REQUIRED WORK
Copy out all lines in the data below containing the string "this".

|---|

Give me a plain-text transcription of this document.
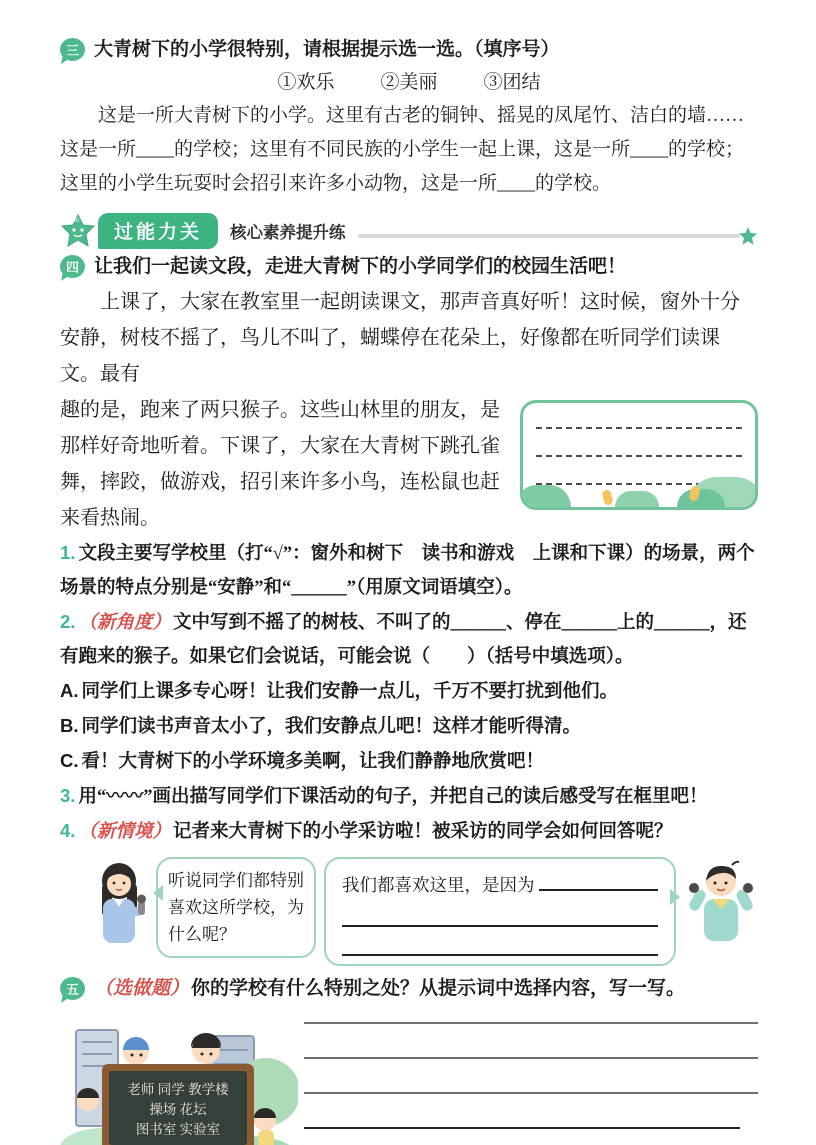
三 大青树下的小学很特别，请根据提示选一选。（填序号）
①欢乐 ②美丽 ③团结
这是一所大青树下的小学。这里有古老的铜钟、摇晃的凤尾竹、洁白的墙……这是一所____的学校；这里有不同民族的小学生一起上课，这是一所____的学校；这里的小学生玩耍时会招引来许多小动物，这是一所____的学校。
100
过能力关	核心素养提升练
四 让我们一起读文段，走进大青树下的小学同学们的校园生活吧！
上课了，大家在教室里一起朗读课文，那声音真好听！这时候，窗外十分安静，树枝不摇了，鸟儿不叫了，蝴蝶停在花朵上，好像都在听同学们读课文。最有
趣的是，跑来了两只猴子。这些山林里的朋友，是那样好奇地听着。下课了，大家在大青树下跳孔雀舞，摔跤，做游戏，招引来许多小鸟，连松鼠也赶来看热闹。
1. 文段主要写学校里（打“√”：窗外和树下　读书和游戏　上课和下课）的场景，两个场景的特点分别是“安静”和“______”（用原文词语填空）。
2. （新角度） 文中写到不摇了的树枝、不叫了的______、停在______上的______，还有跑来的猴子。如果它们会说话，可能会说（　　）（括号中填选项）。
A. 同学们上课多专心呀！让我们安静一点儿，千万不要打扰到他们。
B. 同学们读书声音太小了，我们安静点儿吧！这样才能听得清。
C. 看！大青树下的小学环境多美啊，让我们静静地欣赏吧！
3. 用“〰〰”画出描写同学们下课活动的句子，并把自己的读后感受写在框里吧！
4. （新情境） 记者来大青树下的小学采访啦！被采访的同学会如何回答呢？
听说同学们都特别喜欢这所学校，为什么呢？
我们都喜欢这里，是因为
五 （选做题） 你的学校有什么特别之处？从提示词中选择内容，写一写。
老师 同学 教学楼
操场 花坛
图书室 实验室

|---|

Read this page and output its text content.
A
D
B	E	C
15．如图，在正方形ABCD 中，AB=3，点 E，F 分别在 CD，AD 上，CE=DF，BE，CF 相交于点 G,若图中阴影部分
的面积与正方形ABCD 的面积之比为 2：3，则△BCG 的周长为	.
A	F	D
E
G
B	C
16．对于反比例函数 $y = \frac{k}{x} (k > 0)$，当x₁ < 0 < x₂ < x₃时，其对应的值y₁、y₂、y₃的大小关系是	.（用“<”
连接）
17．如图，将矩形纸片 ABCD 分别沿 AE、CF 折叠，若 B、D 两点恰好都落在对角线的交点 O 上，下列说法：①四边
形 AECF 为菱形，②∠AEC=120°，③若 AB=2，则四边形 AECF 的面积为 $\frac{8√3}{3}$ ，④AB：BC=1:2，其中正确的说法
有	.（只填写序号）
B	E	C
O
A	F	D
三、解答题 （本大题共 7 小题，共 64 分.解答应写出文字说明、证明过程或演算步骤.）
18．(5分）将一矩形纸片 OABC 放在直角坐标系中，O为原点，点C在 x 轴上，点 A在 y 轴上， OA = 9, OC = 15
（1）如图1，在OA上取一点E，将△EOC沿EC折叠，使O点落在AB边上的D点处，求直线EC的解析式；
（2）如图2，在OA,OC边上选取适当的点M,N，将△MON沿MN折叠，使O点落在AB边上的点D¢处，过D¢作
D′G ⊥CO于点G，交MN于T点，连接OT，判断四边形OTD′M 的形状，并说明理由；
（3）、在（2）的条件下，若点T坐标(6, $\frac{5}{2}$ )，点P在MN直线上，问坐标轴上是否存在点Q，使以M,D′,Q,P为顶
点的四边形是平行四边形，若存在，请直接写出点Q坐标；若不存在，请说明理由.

|---|

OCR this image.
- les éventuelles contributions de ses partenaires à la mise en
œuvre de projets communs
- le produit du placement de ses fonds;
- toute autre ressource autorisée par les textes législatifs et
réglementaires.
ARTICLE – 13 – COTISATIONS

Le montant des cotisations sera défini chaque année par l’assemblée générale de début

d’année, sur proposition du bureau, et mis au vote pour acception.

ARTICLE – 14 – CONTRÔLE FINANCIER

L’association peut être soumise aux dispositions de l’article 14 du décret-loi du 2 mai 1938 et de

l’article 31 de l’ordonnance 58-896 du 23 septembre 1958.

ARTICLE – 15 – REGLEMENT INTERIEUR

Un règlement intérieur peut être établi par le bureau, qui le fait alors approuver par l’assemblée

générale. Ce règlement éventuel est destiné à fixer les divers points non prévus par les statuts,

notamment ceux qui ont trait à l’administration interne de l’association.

|---|

TASK SOLUTION
Give me a plain-text transcription of this document.
Read this page and output its text content.
OCR this image.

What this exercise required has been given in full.